If this is the greatest country in the world, why don't we have any high-speed rails?

Posted - May 14, 2019


  • 4313
    1 - We have stronger property rights than most countries WITH high-speed rails.
    2 - We have a long permitting process for large construction projects.
    3 - We have highly litigious environmental groups.
    4 - Our rail lines were built long before high-speed trains, and for freight more than passenger service.

    So we can't use the existing rail system ... and we can't build a new one.
      May 14, 2019 8:03 AM MDT

  • 2163
    So essentially the obstacles are legal, not commercial or technical? (Point 4 is not an obstacle at all.)

    On 1) and 2), the UK and most European countries have very strict and convoluted planning laws and processes too, based on both property rights and (nowadays) environmental protection. Whilst these slow the planning and authorising, they do not prevent major civil-engineering projects.

    In Britain, the planners can call on Compulsory Purchase Orders, though for obvious reasons they do so as sparingly as possible.  

    3) I don't know the European angle there, but the UK's equivalents are noisy and obstructive, not litigious. They can comment on contentious matters, but not fleece the tax-payers for a lawful, properly-made governmental decision with which they happen to disagree!  The only winners in civil-law cases are the over-paid lawyers anyway.  

    Besides, the UK, and the EU generally, have very strict environmental-protection laws which at least reduce the long-term damage.

## [Information provided]

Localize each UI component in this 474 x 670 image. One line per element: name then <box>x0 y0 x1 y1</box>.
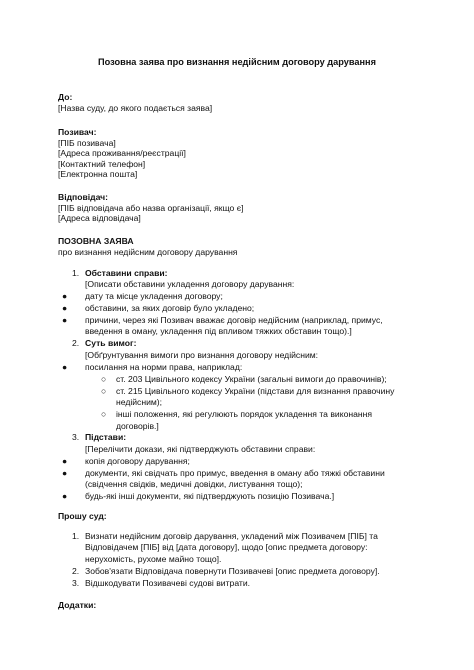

## [What to produce]
Can you write out the whole high-speed rail discussion at the top, word for word?

## [Answer to this task]
If this is the greatest country in the world, why don't we have any high-speed rails?

Posted - May 14, 2019


  • 4313
    1 - We have stronger property rights than most countries WITH high-speed rails.
    2 - We have a long permitting process for large construction projects.
    3 - We have highly litigious environmental groups.
    4 - Our rail lines were built long before high-speed trains, and for freight more than passenger service.

    So we can't use the existing rail system ... and we can't build a new one.
      May 14, 2019 8:03 AM MDT

  • 2163
    So essentially the obstacles are legal, not commercial or technical? (Point 4 is not an obstacle at all.)

    On 1) and 2), the UK and most European countries have very strict and convoluted planning laws and processes too, based on both property rights and (nowadays) environmental protection. Whilst these slow the planning and authorising, they do not prevent major civil-engineering projects.

    In Britain, the planners can call on Compulsory Purchase Orders, though for obvious reasons they do so as sparingly as possible.  

    3) I don't know the European angle there, but the UK's equivalents are noisy and obstructive, not litigious. They can comment on contentious matters, but not fleece the tax-payers for a lawful, properly-made governmental decision with which they happen to disagree!  The only winners in civil-law cases are the over-paid lawyers anyway.  

    Besides, the UK, and the EU generally, have very strict environmental-protection laws which at least reduce the long-term damage.